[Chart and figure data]
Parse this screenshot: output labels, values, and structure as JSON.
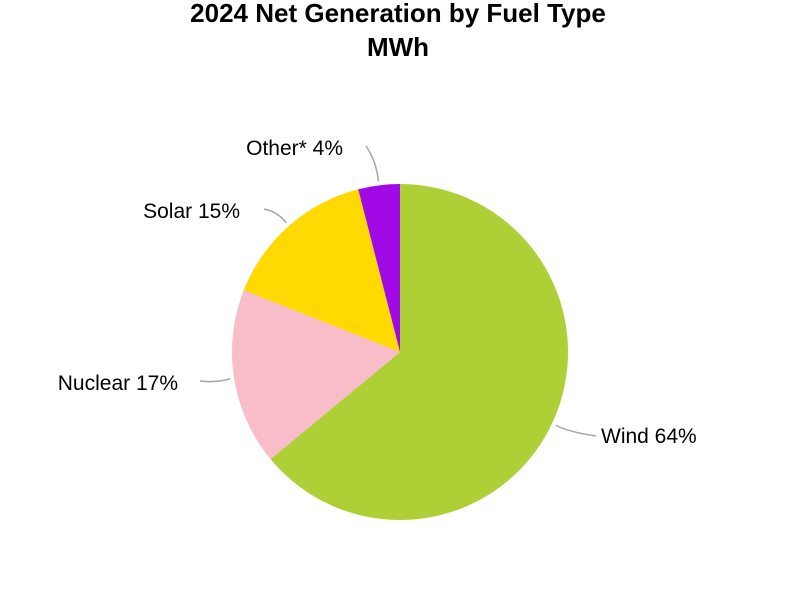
{
  "chart_data": {
    "type": "pie",
    "title": "2024 Net Generation by Fuel Type",
    "subtitle": "MWh",
    "slices": [
      {
        "name": "Wind",
        "value": 64,
        "label": "Wind 64%",
        "color": "#aecf35"
      },
      {
        "name": "Nuclear",
        "value": 17,
        "label": "Nuclear 17%",
        "color": "#f9bdca"
      },
      {
        "name": "Solar",
        "value": 15,
        "label": "Solar 15%",
        "color": "#ffd900"
      },
      {
        "name": "Other*",
        "value": 4,
        "label": "Other* 4%",
        "color": "#a10ae6"
      }
    ],
    "legend": "none",
    "grid": false
  }
}
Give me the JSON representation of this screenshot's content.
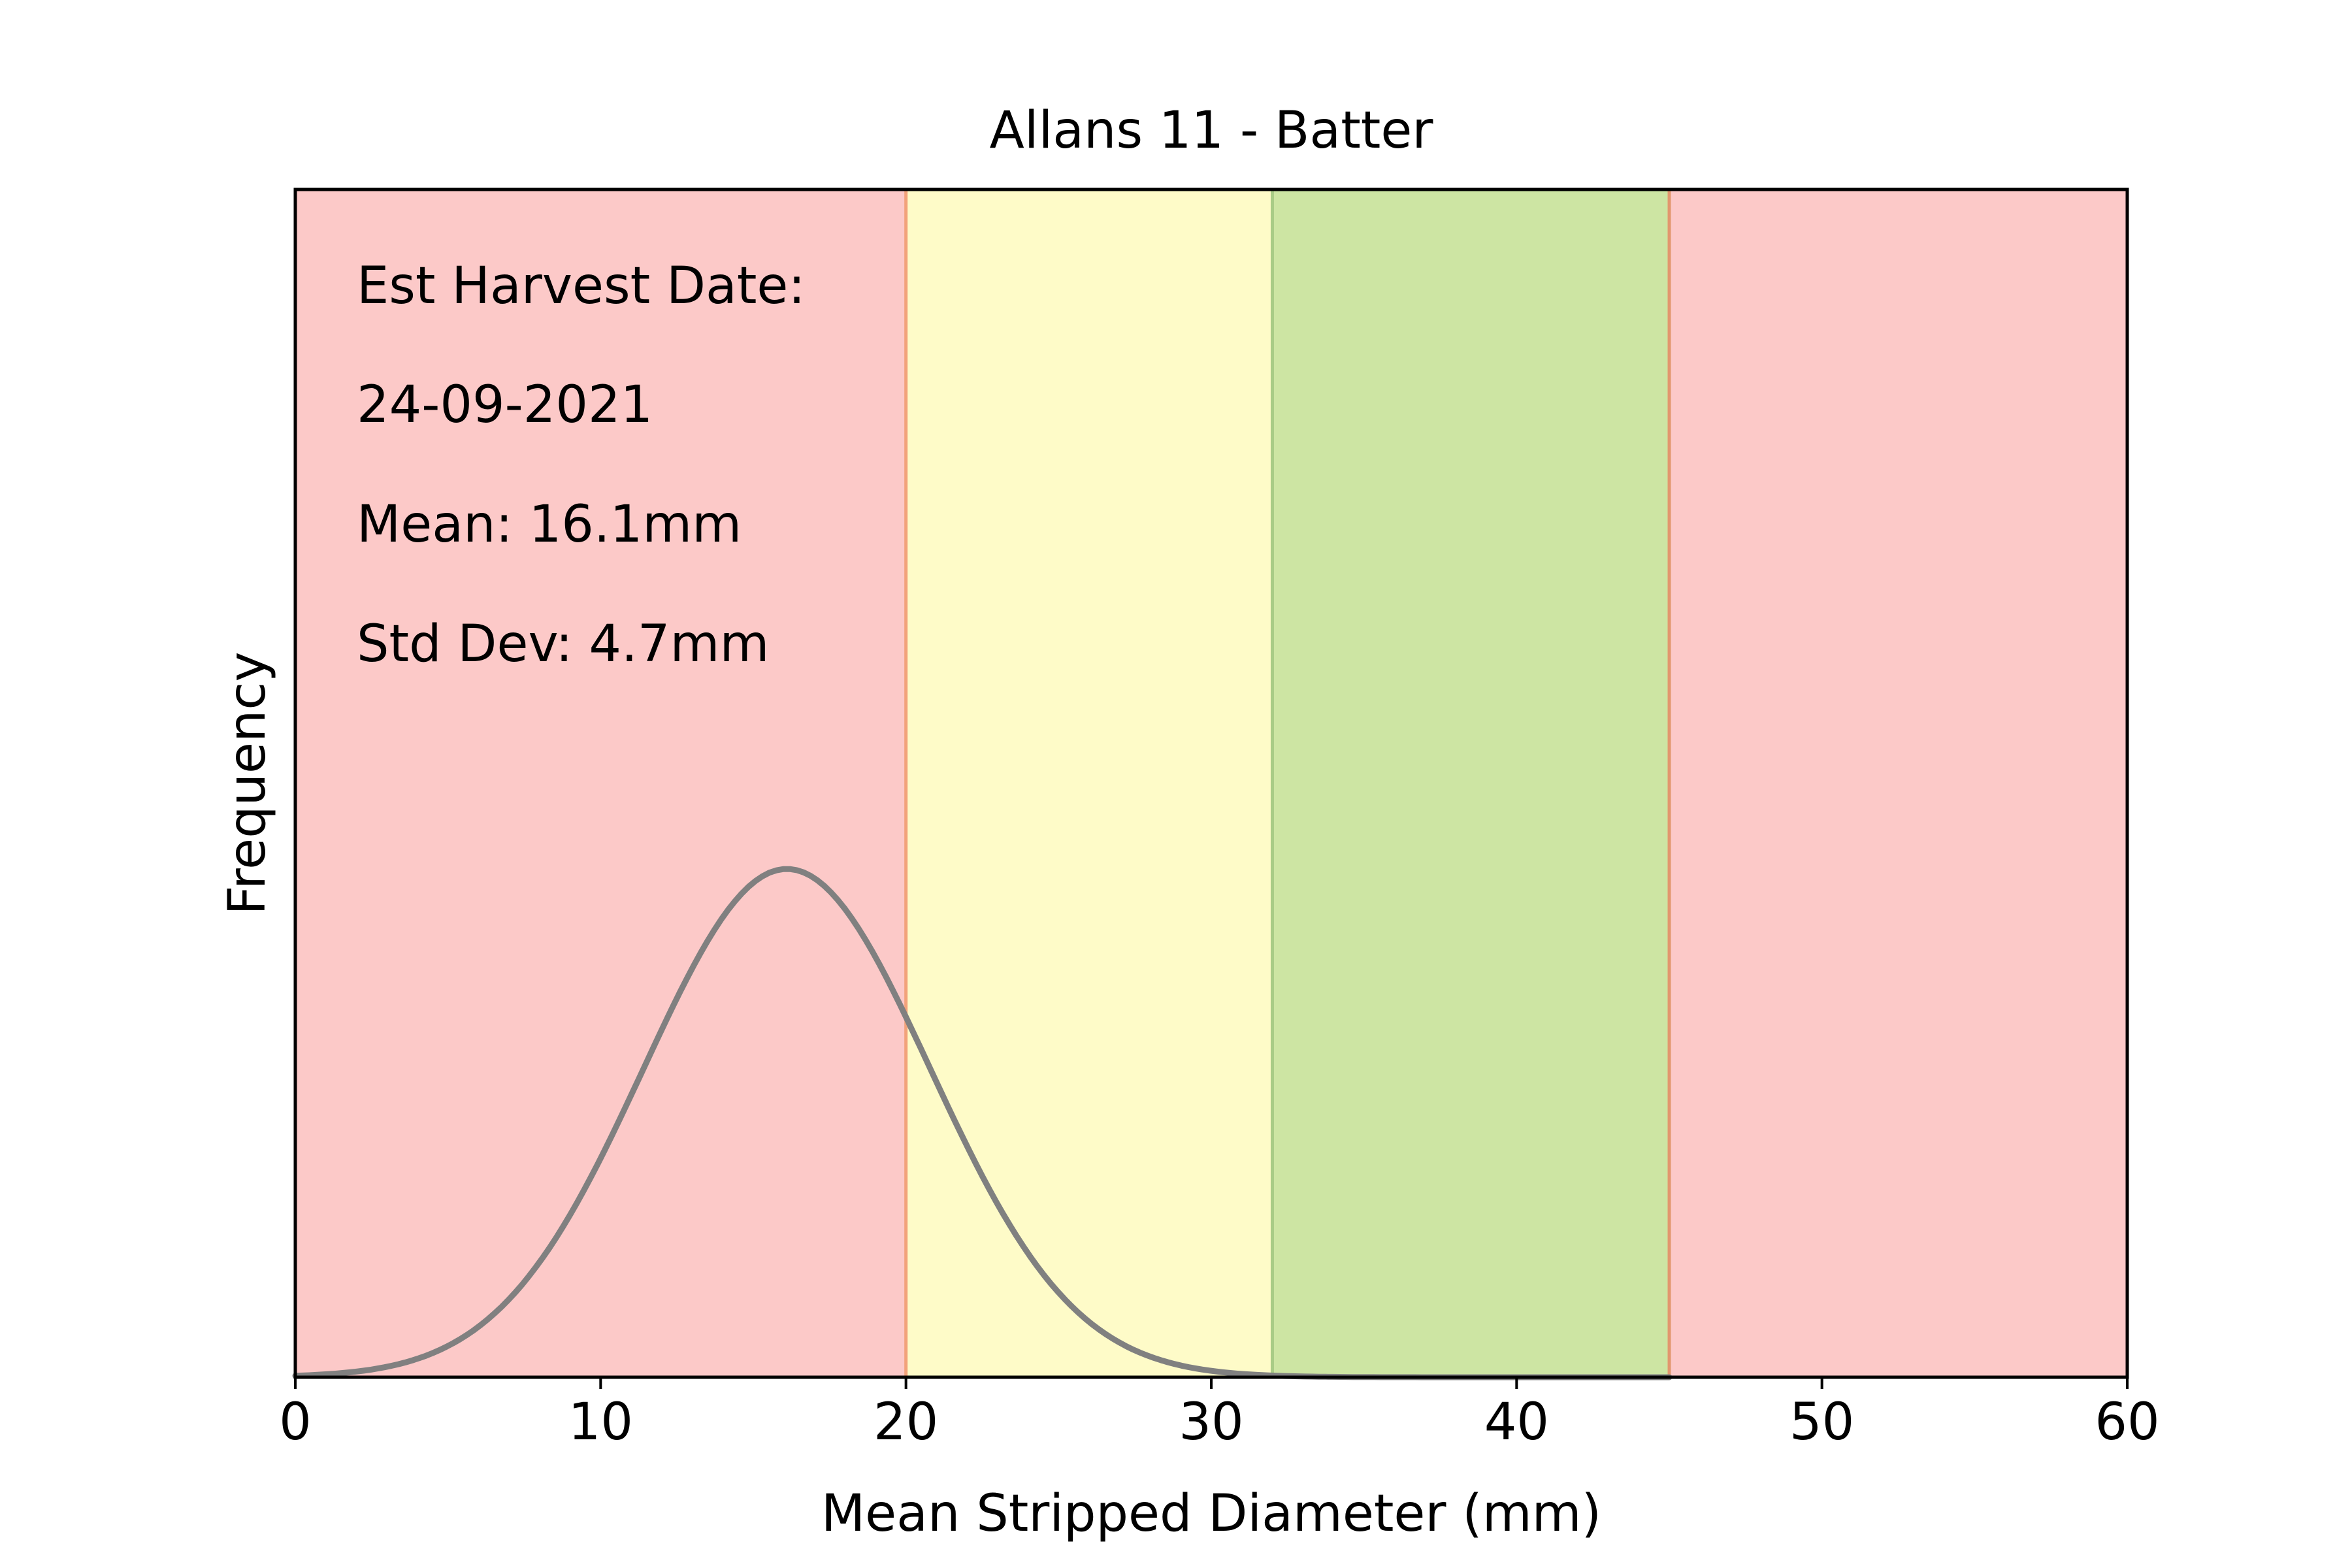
{
  "chart_data": {
    "type": "line",
    "title": "Allans 11 - Batter",
    "xlabel": "Mean Stripped Diameter (mm)",
    "ylabel": "Frequency",
    "xlim": [
      0,
      60
    ],
    "x_ticks": [
      0,
      10,
      20,
      30,
      40,
      50,
      60
    ],
    "y_ticks_shown": false,
    "grid": false,
    "annotations": [
      "Est Harvest Date:",
      "24-09-2021",
      "Mean: 16.1mm",
      "Std Dev: 4.7mm"
    ],
    "bands": [
      {
        "from": 0,
        "to": 20,
        "color": "#fcc9c8"
      },
      {
        "from": 20,
        "to": 32,
        "color": "#fefbc8"
      },
      {
        "from": 32,
        "to": 45,
        "color": "#cde5a3"
      },
      {
        "from": 45,
        "to": 60,
        "color": "#fcc9c8"
      }
    ],
    "band_edge_colors": [
      "#f2a27a",
      "#a9cc86",
      "#e2976e"
    ],
    "series": [
      {
        "distribution": "normal",
        "mean": 16.1,
        "std_dev": 4.7,
        "x_range": [
          0,
          45
        ],
        "color": "#808080"
      }
    ]
  }
}
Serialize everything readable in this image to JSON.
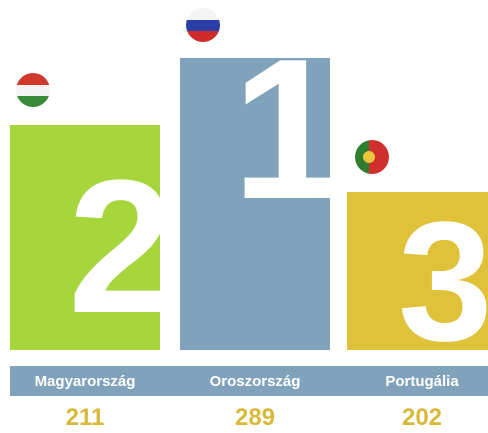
{
  "podium": [
    {
      "rank": "2",
      "country": "Magyarország",
      "value": 211
    },
    {
      "rank": "1",
      "country": "Oroszország",
      "value": 289
    },
    {
      "rank": "3",
      "country": "Portugália",
      "value": 202
    }
  ]
}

• **The task**: Write out exactly the lines from the line containing "Serialize everything readable" through the last line of the listing above, please, and leave out any pictures.

• **Solution below**:
Serialize everything readable in this image to JSON.
{
  "podium": [
    {
      "rank": "2",
      "country": "Magyarország",
      "value": 211
    },
    {
      "rank": "1",
      "country": "Oroszország",
      "value": 289
    },
    {
      "rank": "3",
      "country": "Portugália",
      "value": 202
    }
  ]
}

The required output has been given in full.